Stated problem: Copy out exactly the lines from the one containing "Extract the structured" to the end of the records below, both included, and nothing else.

Available data:
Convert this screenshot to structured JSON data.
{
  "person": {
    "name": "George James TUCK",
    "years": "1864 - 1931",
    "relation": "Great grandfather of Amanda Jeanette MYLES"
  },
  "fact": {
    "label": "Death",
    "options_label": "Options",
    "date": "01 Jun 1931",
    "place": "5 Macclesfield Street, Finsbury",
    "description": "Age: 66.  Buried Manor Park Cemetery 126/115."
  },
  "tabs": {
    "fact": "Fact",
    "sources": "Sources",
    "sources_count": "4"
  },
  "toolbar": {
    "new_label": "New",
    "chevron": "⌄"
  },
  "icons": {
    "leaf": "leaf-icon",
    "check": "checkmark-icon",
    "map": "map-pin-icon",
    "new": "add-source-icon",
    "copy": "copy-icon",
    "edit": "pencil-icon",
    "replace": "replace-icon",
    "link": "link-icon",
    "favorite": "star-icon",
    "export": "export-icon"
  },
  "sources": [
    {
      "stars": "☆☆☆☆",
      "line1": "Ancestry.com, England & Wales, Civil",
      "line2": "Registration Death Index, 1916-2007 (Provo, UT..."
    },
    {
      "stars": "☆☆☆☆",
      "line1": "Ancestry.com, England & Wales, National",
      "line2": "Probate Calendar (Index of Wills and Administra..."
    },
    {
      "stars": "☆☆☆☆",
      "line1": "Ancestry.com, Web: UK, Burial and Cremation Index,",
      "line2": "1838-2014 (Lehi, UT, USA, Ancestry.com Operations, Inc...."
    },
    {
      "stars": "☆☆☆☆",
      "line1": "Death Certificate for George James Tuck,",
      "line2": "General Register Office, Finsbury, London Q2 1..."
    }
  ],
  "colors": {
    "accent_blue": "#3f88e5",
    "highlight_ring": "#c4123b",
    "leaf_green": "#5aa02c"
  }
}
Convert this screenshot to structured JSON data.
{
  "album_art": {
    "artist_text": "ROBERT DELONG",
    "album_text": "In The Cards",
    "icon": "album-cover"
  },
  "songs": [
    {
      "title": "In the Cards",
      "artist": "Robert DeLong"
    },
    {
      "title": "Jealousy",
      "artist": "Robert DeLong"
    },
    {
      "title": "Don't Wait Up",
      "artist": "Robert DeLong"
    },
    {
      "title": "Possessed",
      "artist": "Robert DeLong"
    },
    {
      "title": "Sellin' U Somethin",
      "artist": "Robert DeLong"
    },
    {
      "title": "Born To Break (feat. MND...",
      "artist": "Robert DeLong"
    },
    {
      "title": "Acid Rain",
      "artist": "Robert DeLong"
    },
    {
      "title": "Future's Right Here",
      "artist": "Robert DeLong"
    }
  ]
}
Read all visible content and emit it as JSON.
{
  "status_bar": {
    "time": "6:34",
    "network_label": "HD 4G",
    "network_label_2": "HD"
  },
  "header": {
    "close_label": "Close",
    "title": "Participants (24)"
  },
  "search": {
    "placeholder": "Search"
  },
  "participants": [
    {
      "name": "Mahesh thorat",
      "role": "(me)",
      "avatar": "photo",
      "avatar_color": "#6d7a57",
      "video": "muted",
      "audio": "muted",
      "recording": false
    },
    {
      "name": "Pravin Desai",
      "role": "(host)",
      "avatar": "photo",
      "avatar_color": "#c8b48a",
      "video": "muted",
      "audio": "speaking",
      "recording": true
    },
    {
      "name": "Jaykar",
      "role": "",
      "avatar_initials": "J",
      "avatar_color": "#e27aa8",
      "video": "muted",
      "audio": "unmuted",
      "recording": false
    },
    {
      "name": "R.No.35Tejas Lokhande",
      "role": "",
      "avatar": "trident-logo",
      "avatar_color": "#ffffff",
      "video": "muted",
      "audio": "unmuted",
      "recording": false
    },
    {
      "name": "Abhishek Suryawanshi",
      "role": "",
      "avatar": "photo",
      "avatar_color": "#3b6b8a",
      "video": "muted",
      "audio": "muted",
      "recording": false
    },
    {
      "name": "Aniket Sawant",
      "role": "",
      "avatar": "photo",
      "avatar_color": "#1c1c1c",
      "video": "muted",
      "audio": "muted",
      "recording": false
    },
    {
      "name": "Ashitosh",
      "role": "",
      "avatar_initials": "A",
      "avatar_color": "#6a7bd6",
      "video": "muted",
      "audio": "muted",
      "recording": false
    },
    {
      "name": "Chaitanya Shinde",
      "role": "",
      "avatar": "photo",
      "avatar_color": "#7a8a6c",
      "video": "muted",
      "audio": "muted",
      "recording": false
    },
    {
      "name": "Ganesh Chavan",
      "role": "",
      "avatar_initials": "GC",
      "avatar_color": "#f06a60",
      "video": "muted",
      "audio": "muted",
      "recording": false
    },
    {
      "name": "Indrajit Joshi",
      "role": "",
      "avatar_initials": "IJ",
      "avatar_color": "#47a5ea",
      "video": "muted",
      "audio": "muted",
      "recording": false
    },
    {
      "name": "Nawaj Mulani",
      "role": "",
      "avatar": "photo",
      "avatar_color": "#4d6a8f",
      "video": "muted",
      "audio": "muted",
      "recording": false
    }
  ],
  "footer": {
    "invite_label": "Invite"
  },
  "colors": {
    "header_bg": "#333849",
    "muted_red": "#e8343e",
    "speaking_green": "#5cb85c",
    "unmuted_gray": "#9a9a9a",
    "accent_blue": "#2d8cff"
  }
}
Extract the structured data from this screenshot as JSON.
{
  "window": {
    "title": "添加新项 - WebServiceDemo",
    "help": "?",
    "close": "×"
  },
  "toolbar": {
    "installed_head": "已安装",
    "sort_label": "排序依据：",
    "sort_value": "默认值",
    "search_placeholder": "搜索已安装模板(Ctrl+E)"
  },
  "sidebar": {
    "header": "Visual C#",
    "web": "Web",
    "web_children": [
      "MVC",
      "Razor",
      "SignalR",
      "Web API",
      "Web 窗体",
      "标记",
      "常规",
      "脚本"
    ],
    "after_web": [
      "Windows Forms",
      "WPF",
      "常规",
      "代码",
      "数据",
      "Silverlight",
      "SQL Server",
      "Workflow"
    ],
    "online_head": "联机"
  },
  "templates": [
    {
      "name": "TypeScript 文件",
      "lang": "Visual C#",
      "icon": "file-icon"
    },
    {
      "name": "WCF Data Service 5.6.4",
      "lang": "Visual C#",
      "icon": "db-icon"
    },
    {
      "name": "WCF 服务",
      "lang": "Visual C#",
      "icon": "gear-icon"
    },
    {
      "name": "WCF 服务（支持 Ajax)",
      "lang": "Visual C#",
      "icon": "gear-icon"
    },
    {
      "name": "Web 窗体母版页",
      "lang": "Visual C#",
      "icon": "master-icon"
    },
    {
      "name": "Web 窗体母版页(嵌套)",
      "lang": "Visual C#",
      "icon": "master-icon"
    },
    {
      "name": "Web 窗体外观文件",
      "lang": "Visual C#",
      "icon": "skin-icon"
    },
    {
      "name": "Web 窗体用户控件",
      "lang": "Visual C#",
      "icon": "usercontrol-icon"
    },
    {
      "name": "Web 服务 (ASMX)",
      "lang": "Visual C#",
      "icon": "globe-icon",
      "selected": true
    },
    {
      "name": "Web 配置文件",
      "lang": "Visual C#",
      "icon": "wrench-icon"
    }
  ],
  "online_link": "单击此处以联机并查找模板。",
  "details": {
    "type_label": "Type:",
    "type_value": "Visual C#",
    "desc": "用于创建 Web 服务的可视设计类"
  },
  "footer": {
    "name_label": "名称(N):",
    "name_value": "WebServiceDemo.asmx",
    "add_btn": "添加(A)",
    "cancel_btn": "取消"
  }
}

Worked answer:
Extract the structured data from this screenshot as JSON.
{
  "window": {
    "title": "添加新项 - WebServiceDemo",
    "help": "?",
    "close": "×"
  },
  "toolbar": {
    "installed_head": "已安装",
    "sort_label": "排序依据：",
    "sort_value": "默认值",
    "search_placeholder": "搜索已安装模板(Ctrl+E)"
  },
  "sidebar": {
    "header": "Visual C#",
    "web": "Web",
    "web_children": [
      "MVC",
      "Razor",
      "SignalR",
      "Web API",
      "Web 窗体",
      "标记",
      "常规",
      "脚本"
    ],
    "after_web": [
      "Windows Forms",
      "WPF",
      "常规",
      "代码",
      "数据",
      "Silverlight",
      "SQL Server",
      "Workflow"
    ],
    "online_head": "联机"
  },
  "templates": [
    {
      "name": "TypeScript 文件",
      "lang": "Visual C#",
      "icon": "file-icon"
    },
    {
      "name": "WCF Data Service 5.6.4",
      "lang": "Visual C#",
      "icon": "db-icon"
    },
    {
      "name": "WCF 服务",
      "lang": "Visual C#",
      "icon": "gear-icon"
    },
    {
      "name": "WCF 服务（支持 Ajax)",
      "lang": "Visual C#",
      "icon": "gear-icon"
    },
    {
      "name": "Web 窗体母版页",
      "lang": "Visual C#",
      "icon": "master-icon"
    },
    {
      "name": "Web 窗体母版页(嵌套)",
      "lang": "Visual C#",
      "icon": "master-icon"
    },
    {
      "name": "Web 窗体外观文件",
      "lang": "Visual C#",
      "icon": "skin-icon"
    },
    {
      "name": "Web 窗体用户控件",
      "lang": "Visual C#",
      "icon": "usercontrol-icon"
    },
    {
      "name": "Web 服务 (ASMX)",
      "lang": "Visual C#",
      "icon": "globe-icon",
      "selected": true
    },
    {
      "name": "Web 配置文件",
      "lang": "Visual C#",
      "icon": "wrench-icon"
    }
  ],
  "online_link": "单击此处以联机并查找模板。",
  "details": {
    "type_label": "Type:",
    "type_value": "Visual C#",
    "desc": "用于创建 Web 服务的可视设计类"
  },
  "footer": {
    "name_label": "名称(N):",
    "name_value": "WebServiceDemo.asmx",
    "add_btn": "添加(A)",
    "cancel_btn": "取消"
  }
}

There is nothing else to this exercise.